**Set problem**
Looking at the data below, count the lines that contain the string "изящного". Write only the total.

################

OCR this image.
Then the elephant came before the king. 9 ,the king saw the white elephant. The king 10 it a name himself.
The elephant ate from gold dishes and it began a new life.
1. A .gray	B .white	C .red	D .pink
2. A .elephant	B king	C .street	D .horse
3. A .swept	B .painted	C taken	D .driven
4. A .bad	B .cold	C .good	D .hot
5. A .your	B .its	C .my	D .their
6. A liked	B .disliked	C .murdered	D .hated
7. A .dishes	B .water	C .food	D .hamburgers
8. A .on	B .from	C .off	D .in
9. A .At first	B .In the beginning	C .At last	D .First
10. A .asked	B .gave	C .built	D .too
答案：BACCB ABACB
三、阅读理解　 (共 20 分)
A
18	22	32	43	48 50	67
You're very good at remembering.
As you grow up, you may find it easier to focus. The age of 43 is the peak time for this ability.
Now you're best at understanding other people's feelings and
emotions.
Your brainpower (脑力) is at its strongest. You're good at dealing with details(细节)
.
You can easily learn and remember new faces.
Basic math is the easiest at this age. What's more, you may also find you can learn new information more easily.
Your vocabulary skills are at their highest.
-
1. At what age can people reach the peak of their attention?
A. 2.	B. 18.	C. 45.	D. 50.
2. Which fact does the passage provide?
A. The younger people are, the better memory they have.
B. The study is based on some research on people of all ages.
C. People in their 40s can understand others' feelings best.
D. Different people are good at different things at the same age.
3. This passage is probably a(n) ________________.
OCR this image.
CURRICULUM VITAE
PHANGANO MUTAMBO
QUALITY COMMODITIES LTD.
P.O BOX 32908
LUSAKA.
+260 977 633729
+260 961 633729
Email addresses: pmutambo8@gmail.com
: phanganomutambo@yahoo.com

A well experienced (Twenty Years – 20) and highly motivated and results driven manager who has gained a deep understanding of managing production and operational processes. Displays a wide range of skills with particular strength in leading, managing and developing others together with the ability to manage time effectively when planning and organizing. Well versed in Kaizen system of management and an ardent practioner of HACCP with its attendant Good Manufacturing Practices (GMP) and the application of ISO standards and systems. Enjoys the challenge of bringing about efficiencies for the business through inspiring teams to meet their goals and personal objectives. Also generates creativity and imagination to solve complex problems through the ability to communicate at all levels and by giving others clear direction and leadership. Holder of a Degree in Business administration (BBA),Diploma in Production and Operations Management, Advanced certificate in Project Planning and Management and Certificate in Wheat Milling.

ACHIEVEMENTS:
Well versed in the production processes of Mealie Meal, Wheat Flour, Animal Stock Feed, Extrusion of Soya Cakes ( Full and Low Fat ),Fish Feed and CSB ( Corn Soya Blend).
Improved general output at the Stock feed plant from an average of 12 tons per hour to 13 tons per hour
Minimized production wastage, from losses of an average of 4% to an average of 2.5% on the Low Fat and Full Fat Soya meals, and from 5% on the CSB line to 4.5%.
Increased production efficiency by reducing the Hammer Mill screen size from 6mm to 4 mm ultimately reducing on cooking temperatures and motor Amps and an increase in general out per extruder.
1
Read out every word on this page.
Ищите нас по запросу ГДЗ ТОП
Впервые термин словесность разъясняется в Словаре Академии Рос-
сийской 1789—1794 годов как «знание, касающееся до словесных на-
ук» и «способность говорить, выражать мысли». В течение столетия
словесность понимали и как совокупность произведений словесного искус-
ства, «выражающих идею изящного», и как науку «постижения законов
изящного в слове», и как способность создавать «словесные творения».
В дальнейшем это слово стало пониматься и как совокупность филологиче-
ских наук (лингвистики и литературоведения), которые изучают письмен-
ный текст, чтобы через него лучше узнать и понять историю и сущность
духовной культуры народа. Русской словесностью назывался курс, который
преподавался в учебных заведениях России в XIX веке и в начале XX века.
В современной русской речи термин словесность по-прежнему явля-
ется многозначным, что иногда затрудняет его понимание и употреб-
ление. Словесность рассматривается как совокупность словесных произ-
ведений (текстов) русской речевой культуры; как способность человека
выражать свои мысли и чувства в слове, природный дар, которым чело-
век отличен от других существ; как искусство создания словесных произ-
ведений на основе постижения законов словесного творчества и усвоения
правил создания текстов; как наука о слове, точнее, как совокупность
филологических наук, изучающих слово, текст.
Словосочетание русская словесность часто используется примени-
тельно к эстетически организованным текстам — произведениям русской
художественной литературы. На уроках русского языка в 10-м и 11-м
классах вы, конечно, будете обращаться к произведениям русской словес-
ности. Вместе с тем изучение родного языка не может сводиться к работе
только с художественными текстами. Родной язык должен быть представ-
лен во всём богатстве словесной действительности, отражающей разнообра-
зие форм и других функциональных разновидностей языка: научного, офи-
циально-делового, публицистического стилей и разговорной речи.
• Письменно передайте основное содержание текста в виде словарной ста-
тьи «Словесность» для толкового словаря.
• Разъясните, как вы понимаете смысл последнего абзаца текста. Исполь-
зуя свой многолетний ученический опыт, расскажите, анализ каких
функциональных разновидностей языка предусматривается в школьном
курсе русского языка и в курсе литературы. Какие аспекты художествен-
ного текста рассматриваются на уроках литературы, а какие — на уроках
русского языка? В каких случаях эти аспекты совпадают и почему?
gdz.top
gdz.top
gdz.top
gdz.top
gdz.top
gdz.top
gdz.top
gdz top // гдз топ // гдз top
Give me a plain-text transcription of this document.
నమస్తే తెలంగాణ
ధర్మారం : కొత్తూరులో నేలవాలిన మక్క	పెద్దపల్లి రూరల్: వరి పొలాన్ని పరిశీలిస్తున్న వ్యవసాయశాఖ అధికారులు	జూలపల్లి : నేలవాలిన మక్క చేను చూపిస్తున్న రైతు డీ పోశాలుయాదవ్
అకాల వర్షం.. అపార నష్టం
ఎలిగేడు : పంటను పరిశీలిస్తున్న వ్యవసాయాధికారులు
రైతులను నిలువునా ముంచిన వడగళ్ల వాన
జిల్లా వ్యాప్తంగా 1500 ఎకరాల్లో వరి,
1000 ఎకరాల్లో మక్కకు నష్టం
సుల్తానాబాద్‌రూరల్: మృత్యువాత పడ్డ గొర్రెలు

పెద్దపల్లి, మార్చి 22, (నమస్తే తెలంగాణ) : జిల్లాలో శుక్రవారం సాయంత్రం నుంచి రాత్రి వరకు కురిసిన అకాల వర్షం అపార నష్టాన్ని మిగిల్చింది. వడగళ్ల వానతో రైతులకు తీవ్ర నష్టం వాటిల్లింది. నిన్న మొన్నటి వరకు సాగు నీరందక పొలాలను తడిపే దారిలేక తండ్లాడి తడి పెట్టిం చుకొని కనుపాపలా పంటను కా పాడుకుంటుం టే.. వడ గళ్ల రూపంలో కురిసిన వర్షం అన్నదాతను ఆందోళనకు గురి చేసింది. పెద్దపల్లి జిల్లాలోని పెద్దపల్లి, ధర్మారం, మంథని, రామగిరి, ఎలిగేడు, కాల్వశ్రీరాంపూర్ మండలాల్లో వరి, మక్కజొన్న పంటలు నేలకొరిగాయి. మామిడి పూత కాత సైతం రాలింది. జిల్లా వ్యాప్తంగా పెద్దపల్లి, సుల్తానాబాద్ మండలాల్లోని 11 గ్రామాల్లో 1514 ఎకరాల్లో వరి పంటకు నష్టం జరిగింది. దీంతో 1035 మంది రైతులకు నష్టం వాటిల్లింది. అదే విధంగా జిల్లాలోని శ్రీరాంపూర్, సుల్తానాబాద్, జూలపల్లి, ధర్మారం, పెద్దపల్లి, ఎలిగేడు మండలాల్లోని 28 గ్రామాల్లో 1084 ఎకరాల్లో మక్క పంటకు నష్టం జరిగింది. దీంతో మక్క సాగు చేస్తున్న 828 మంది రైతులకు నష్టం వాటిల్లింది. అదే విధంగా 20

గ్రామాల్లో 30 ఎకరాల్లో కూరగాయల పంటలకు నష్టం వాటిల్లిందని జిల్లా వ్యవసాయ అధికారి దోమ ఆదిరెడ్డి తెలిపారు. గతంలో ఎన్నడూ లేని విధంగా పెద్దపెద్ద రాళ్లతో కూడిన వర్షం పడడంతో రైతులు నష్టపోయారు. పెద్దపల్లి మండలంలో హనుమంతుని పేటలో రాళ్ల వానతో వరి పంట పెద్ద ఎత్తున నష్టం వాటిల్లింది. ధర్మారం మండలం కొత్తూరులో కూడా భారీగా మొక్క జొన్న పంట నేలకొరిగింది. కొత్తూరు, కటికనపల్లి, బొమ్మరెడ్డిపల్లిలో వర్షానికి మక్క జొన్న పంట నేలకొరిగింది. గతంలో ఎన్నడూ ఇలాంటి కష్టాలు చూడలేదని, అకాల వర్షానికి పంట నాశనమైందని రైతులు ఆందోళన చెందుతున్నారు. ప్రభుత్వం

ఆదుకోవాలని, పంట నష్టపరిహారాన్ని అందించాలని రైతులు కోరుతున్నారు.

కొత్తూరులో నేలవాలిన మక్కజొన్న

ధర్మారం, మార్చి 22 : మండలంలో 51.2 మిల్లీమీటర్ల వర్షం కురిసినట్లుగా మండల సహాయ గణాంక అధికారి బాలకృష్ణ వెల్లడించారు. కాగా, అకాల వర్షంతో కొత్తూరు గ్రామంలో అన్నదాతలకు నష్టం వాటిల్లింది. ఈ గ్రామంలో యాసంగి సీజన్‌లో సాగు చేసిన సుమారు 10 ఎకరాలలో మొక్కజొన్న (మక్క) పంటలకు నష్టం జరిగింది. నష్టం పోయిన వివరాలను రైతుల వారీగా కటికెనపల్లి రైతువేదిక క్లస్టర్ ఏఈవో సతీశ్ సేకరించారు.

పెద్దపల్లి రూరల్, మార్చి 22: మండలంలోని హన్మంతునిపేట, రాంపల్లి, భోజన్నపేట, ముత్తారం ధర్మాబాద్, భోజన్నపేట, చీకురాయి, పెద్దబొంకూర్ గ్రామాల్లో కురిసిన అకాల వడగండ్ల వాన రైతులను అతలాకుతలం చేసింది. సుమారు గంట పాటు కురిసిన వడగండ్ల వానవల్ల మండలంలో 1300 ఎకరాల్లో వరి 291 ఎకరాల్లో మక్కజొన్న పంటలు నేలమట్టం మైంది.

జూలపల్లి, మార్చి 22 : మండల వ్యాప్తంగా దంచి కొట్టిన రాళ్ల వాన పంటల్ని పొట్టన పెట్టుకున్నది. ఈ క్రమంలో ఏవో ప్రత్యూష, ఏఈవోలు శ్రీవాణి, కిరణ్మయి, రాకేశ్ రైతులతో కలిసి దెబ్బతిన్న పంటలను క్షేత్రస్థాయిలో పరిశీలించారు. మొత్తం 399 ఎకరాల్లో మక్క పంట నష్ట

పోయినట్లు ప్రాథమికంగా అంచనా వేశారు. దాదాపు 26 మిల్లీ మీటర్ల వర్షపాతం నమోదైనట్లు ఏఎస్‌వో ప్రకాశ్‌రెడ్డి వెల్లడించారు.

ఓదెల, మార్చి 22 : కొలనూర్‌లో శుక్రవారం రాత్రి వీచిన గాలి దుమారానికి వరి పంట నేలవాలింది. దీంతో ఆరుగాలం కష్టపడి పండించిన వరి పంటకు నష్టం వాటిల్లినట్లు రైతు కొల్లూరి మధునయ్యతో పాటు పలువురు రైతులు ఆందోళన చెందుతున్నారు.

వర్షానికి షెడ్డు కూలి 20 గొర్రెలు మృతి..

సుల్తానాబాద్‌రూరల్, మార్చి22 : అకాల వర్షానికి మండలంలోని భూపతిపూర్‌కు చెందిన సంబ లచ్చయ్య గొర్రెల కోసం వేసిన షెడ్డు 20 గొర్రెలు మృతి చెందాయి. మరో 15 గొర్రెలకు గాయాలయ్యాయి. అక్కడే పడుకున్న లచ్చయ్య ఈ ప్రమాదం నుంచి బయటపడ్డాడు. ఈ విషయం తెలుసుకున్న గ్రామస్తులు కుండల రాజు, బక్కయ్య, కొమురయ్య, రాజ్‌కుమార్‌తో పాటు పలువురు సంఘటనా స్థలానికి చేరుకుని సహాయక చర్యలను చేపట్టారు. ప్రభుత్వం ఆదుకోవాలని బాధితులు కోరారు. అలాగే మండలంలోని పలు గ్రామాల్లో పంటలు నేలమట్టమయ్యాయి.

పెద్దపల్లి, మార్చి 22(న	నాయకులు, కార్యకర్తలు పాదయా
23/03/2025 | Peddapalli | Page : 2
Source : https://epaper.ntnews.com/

################

**Full solution**
2